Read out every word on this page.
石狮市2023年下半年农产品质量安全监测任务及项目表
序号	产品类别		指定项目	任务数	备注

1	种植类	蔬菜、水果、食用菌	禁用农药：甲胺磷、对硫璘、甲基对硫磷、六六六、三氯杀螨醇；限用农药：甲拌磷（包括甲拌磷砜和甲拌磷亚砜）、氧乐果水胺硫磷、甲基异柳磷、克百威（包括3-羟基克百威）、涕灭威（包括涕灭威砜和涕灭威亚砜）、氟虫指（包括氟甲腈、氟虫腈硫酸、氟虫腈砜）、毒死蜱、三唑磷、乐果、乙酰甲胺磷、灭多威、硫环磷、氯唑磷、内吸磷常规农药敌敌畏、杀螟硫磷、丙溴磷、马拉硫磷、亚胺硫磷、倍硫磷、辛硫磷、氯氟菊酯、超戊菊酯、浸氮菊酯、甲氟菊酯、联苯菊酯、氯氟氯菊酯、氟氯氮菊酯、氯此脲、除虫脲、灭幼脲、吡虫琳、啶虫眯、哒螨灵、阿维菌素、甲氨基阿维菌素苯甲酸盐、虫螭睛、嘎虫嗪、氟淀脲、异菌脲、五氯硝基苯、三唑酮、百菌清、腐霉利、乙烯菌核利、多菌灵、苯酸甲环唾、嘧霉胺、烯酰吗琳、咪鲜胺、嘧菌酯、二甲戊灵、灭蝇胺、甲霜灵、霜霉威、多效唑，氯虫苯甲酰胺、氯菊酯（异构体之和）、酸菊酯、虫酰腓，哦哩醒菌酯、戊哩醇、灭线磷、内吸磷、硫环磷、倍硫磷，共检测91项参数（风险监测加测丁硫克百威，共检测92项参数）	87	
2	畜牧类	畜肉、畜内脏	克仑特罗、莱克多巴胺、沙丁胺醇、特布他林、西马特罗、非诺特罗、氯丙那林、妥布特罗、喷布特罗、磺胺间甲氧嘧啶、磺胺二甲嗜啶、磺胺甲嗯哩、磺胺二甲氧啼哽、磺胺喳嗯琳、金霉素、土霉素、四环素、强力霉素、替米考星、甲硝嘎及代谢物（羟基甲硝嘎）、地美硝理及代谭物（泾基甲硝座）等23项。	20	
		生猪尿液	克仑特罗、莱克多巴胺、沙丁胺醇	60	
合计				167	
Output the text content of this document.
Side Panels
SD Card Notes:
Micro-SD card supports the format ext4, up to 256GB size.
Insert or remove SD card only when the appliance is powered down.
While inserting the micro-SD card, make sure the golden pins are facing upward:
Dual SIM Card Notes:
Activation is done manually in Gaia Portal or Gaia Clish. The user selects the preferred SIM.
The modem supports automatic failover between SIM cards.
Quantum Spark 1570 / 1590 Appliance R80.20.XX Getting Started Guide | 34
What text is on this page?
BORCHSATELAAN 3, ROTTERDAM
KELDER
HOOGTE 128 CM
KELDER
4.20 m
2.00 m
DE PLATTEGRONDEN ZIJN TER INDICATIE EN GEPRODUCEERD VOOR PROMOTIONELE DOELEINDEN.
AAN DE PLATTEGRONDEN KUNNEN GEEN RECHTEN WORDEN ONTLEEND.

PROBLEM STATEMENT:
Give back the whole listing exactly as it reads.

FULL ANSWER:
Read out every word on this page.
石狮市2023年下半年农产品质量安全监测任务及项目表
序号	产品类别		指定项目	任务数	备注

1	种植类	蔬菜、水果、食用菌	禁用农药：甲胺磷、对硫璘、甲基对硫磷、六六六、三氯杀螨醇；限用农药：甲拌磷（包括甲拌磷砜和甲拌磷亚砜）、氧乐果水胺硫磷、甲基异柳磷、克百威（包括3-羟基克百威）、涕灭威（包括涕灭威砜和涕灭威亚砜）、氟虫指（包括氟甲腈、氟虫腈硫酸、氟虫腈砜）、毒死蜱、三唑磷、乐果、乙酰甲胺磷、灭多威、硫环磷、氯唑磷、内吸磷常规农药敌敌畏、杀螟硫磷、丙溴磷、马拉硫磷、亚胺硫磷、倍硫磷、辛硫磷、氯氟菊酯、超戊菊酯、浸氮菊酯、甲氟菊酯、联苯菊酯、氯氟氯菊酯、氟氯氮菊酯、氯此脲、除虫脲、灭幼脲、吡虫琳、啶虫眯、哒螨灵、阿维菌素、甲氨基阿维菌素苯甲酸盐、虫螭睛、嘎虫嗪、氟淀脲、异菌脲、五氯硝基苯、三唑酮、百菌清、腐霉利、乙烯菌核利、多菌灵、苯酸甲环唾、嘧霉胺、烯酰吗琳、咪鲜胺、嘧菌酯、二甲戊灵、灭蝇胺、甲霜灵、霜霉威、多效唑，氯虫苯甲酰胺、氯菊酯（异构体之和）、酸菊酯、虫酰腓，哦哩醒菌酯、戊哩醇、灭线磷、内吸磷、硫环磷、倍硫磷，共检测91项参数（风险监测加测丁硫克百威，共检测92项参数）	87	
2	畜牧类	畜肉、畜内脏	克仑特罗、莱克多巴胺、沙丁胺醇、特布他林、西马特罗、非诺特罗、氯丙那林、妥布特罗、喷布特罗、磺胺间甲氧嘧啶、磺胺二甲嗜啶、磺胺甲嗯哩、磺胺二甲氧啼哽、磺胺喳嗯琳、金霉素、土霉素、四环素、强力霉素、替米考星、甲硝嘎及代谢物（羟基甲硝嘎）、地美硝理及代谭物（泾基甲硝座）等23项。	20	
		生猪尿液	克仑特罗、莱克多巴胺、沙丁胺醇	60	
合计				167	
Output the text content of this document.
Side Panels
SD Card Notes:
Micro-SD card supports the format ext4, up to 256GB size.
Insert or remove SD card only when the appliance is powered down.
While inserting the micro-SD card, make sure the golden pins are facing upward:
Dual SIM Card Notes:
Activation is done manually in Gaia Portal or Gaia Clish. The user selects the preferred SIM.
The modem supports automatic failover between SIM cards.
Quantum Spark 1570 / 1590 Appliance R80.20.XX Getting Started Guide | 34
What text is on this page?
BORCHSATELAAN 3, ROTTERDAM
KELDER
HOOGTE 128 CM
KELDER
4.20 m
2.00 m
DE PLATTEGRONDEN ZIJN TER INDICATIE EN GEPRODUCEERD VOOR PROMOTIONELE DOELEINDEN.
AAN DE PLATTEGRONDEN KUNNEN GEEN RECHTEN WORDEN ONTLEEND.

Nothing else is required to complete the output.